▶ Goal
Output every entry exactly, from the first line to the last.

Items listed in a dataset:
=-=-=

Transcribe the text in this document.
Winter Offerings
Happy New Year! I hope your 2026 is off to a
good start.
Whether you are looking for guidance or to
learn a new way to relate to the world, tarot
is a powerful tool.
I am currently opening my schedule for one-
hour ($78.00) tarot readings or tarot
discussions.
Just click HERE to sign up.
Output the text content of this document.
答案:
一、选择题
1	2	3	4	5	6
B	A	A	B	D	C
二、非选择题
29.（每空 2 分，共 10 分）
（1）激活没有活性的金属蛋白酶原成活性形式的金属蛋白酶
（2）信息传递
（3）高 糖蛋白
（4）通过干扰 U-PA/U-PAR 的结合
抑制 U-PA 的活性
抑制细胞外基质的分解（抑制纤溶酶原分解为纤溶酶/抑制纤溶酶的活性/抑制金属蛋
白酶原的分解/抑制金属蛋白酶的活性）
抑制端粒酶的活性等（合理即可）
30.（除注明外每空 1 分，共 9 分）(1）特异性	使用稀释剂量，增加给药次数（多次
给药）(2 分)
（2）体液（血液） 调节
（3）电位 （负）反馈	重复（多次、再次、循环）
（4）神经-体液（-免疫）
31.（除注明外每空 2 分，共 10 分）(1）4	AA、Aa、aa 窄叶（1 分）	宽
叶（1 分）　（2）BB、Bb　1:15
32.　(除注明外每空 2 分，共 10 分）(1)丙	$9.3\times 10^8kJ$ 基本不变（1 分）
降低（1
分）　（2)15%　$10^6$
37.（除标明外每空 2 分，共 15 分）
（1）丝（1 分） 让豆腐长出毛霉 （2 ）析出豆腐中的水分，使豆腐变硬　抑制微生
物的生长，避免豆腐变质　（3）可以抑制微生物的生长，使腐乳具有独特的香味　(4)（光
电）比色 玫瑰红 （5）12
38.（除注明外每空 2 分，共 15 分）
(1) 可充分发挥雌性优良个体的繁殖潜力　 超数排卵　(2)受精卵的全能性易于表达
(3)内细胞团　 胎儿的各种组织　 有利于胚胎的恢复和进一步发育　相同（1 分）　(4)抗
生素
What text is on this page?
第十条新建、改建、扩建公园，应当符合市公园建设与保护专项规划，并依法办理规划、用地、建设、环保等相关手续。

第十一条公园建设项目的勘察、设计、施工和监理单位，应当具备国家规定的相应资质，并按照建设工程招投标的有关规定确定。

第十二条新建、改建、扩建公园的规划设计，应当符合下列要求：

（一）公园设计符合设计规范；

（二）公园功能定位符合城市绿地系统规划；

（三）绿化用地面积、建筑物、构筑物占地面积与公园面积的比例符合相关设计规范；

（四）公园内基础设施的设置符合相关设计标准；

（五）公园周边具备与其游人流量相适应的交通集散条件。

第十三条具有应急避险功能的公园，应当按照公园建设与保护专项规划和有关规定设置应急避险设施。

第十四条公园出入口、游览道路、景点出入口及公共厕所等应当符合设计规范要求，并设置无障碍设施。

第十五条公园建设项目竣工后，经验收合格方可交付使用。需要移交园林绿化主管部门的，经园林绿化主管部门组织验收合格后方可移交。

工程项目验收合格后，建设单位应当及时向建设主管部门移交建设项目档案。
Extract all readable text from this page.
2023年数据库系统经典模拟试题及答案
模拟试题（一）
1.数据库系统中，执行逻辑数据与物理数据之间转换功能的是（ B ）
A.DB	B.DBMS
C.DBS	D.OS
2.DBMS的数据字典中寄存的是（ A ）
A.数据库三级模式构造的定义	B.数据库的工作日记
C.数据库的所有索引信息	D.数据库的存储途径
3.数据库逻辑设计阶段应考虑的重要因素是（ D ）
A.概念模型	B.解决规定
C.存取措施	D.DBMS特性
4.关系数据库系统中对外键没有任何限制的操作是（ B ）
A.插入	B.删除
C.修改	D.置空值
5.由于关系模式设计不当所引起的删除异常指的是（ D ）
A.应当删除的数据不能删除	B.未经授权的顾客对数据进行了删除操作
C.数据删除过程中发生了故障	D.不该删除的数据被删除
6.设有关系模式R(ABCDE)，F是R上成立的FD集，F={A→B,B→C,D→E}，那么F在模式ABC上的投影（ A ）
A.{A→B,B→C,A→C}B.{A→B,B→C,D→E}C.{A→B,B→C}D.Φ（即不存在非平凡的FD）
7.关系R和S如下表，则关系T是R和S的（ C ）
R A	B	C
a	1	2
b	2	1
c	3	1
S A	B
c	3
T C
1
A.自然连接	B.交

=-=-=

▶ Answer to the problem
Transcribe the text in this document.
Winter Offerings
Happy New Year! I hope your 2026 is off to a
good start.
Whether you are looking for guidance or to
learn a new way to relate to the world, tarot
is a powerful tool.
I am currently opening my schedule for one-
hour ($78.00) tarot readings or tarot
discussions.
Just click HERE to sign up.
Output the text content of this document.
答案:
一、选择题
1	2	3	4	5	6
B	A	A	B	D	C
二、非选择题
29.（每空 2 分，共 10 分）
（1）激活没有活性的金属蛋白酶原成活性形式的金属蛋白酶
（2）信息传递
（3）高 糖蛋白
（4）通过干扰 U-PA/U-PAR 的结合
抑制 U-PA 的活性
抑制细胞外基质的分解（抑制纤溶酶原分解为纤溶酶/抑制纤溶酶的活性/抑制金属蛋
白酶原的分解/抑制金属蛋白酶的活性）
抑制端粒酶的活性等（合理即可）
30.（除注明外每空 1 分，共 9 分）(1）特异性	使用稀释剂量，增加给药次数（多次
给药）(2 分)
（2）体液（血液） 调节
（3）电位 （负）反馈	重复（多次、再次、循环）
（4）神经-体液（-免疫）
31.（除注明外每空 2 分，共 10 分）(1）4	AA、Aa、aa 窄叶（1 分）	宽
叶（1 分）　（2）BB、Bb　1:15
32.　(除注明外每空 2 分，共 10 分）(1)丙	$9.3\times 10^8kJ$ 基本不变（1 分）
降低（1
分）　（2)15%　$10^6$
37.（除标明外每空 2 分，共 15 分）
（1）丝（1 分） 让豆腐长出毛霉 （2 ）析出豆腐中的水分，使豆腐变硬　抑制微生
物的生长，避免豆腐变质　（3）可以抑制微生物的生长，使腐乳具有独特的香味　(4)（光
电）比色 玫瑰红 （5）12
38.（除注明外每空 2 分，共 15 分）
(1) 可充分发挥雌性优良个体的繁殖潜力　 超数排卵　(2)受精卵的全能性易于表达
(3)内细胞团　 胎儿的各种组织　 有利于胚胎的恢复和进一步发育　相同（1 分）　(4)抗
生素
What text is on this page?
第十条新建、改建、扩建公园，应当符合市公园建设与保护专项规划，并依法办理规划、用地、建设、环保等相关手续。

第十一条公园建设项目的勘察、设计、施工和监理单位，应当具备国家规定的相应资质，并按照建设工程招投标的有关规定确定。

第十二条新建、改建、扩建公园的规划设计，应当符合下列要求：

（一）公园设计符合设计规范；

（二）公园功能定位符合城市绿地系统规划；

（三）绿化用地面积、建筑物、构筑物占地面积与公园面积的比例符合相关设计规范；

（四）公园内基础设施的设置符合相关设计标准；

（五）公园周边具备与其游人流量相适应的交通集散条件。

第十三条具有应急避险功能的公园，应当按照公园建设与保护专项规划和有关规定设置应急避险设施。

第十四条公园出入口、游览道路、景点出入口及公共厕所等应当符合设计规范要求，并设置无障碍设施。

第十五条公园建设项目竣工后，经验收合格方可交付使用。需要移交园林绿化主管部门的，经园林绿化主管部门组织验收合格后方可移交。

工程项目验收合格后，建设单位应当及时向建设主管部门移交建设项目档案。
Extract all readable text from this page.
2023年数据库系统经典模拟试题及答案
模拟试题（一）
1.数据库系统中，执行逻辑数据与物理数据之间转换功能的是（ B ）
A.DB	B.DBMS
C.DBS	D.OS
2.DBMS的数据字典中寄存的是（ A ）
A.数据库三级模式构造的定义	B.数据库的工作日记
C.数据库的所有索引信息	D.数据库的存储途径
3.数据库逻辑设计阶段应考虑的重要因素是（ D ）
A.概念模型	B.解决规定
C.存取措施	D.DBMS特性
4.关系数据库系统中对外键没有任何限制的操作是（ B ）
A.插入	B.删除
C.修改	D.置空值
5.由于关系模式设计不当所引起的删除异常指的是（ D ）
A.应当删除的数据不能删除	B.未经授权的顾客对数据进行了删除操作
C.数据删除过程中发生了故障	D.不该删除的数据被删除
6.设有关系模式R(ABCDE)，F是R上成立的FD集，F={A→B,B→C,D→E}，那么F在模式ABC上的投影（ A ）
A.{A→B,B→C,A→C}B.{A→B,B→C,D→E}C.{A→B,B→C}D.Φ（即不存在非平凡的FD）
7.关系R和S如下表，则关系T是R和S的（ C ）
R A	B	C
a	1	2
b	2	1
c	3	1
S A	B
c	3
T C
1
A.自然连接	B.交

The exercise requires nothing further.